* [Problem description] Quote each line of the material verbatim, without the pictures.

* [Material provided]
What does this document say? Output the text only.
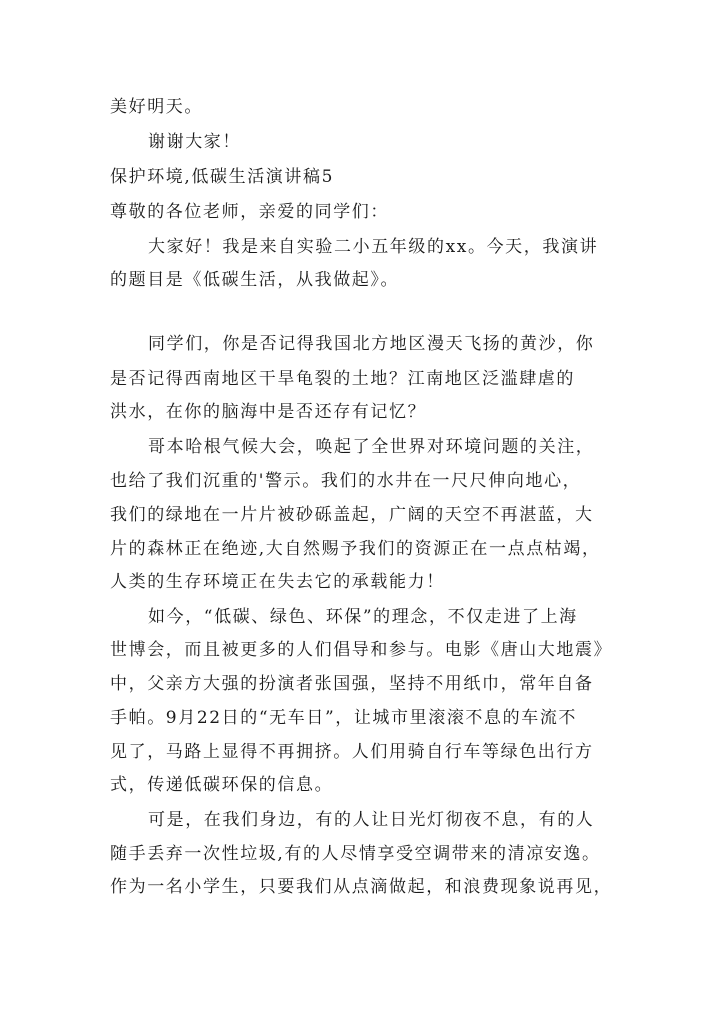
美好明天。
谢谢大家！
保护环境,低碳生活演讲稿5
尊敬的各位老师，亲爱的同学们：
大家好！我是来自实验二小五年级的xx。今天，我演讲
的题目是《低碳生活，从我做起》。
同学们，你是否记得我国北方地区漫天飞扬的黄沙，你
是否记得西南地区干旱龟裂的土地？江南地区泛滥肆虐的
洪水，在你的脑海中是否还存有记忆？
哥本哈根气候大会，唤起了全世界对环境问题的关注，
也给了我们沉重的'警示。我们的水井在一尺尺伸向地心，
我们的绿地在一片片被砂砾盖起，广阔的天空不再湛蓝，大
片的森林正在绝迹,大自然赐予我们的资源正在一点点枯竭，
人类的生存环境正在失去它的承载能力！
如今，“低碳、绿色、环保”的理念，不仅走进了上海
世博会，而且被更多的人们倡导和参与。电影《唐山大地震》
中，父亲方大强的扮演者张国强，坚持不用纸巾，常年自备
手帕。9月22日的“无车日”，让城市里滚滚不息的车流不
见了，马路上显得不再拥挤。人们用骑自行车等绿色出行方
式，传递低碳环保的信息。
可是，在我们身边，有的人让日光灯彻夜不息，有的人
随手丢弃一次性垃圾,有的人尽情享受空调带来的清凉安逸。
作为一名小学生，只要我们从点滴做起，和浪费现象说再见，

* [The answer]
What does this document say? Output the text only.
美好明天。
谢谢大家！
保护环境,低碳生活演讲稿5
尊敬的各位老师，亲爱的同学们：
大家好！我是来自实验二小五年级的xx。今天，我演讲
的题目是《低碳生活，从我做起》。
同学们，你是否记得我国北方地区漫天飞扬的黄沙，你
是否记得西南地区干旱龟裂的土地？江南地区泛滥肆虐的
洪水，在你的脑海中是否还存有记忆？
哥本哈根气候大会，唤起了全世界对环境问题的关注，
也给了我们沉重的'警示。我们的水井在一尺尺伸向地心，
我们的绿地在一片片被砂砾盖起，广阔的天空不再湛蓝，大
片的森林正在绝迹,大自然赐予我们的资源正在一点点枯竭，
人类的生存环境正在失去它的承载能力！
如今，“低碳、绿色、环保”的理念，不仅走进了上海
世博会，而且被更多的人们倡导和参与。电影《唐山大地震》
中，父亲方大强的扮演者张国强，坚持不用纸巾，常年自备
手帕。9月22日的“无车日”，让城市里滚滚不息的车流不
见了，马路上显得不再拥挤。人们用骑自行车等绿色出行方
式，传递低碳环保的信息。
可是，在我们身边，有的人让日光灯彻夜不息，有的人
随手丢弃一次性垃圾,有的人尽情享受空调带来的清凉安逸。
作为一名小学生，只要我们从点滴做起，和浪费现象说再见，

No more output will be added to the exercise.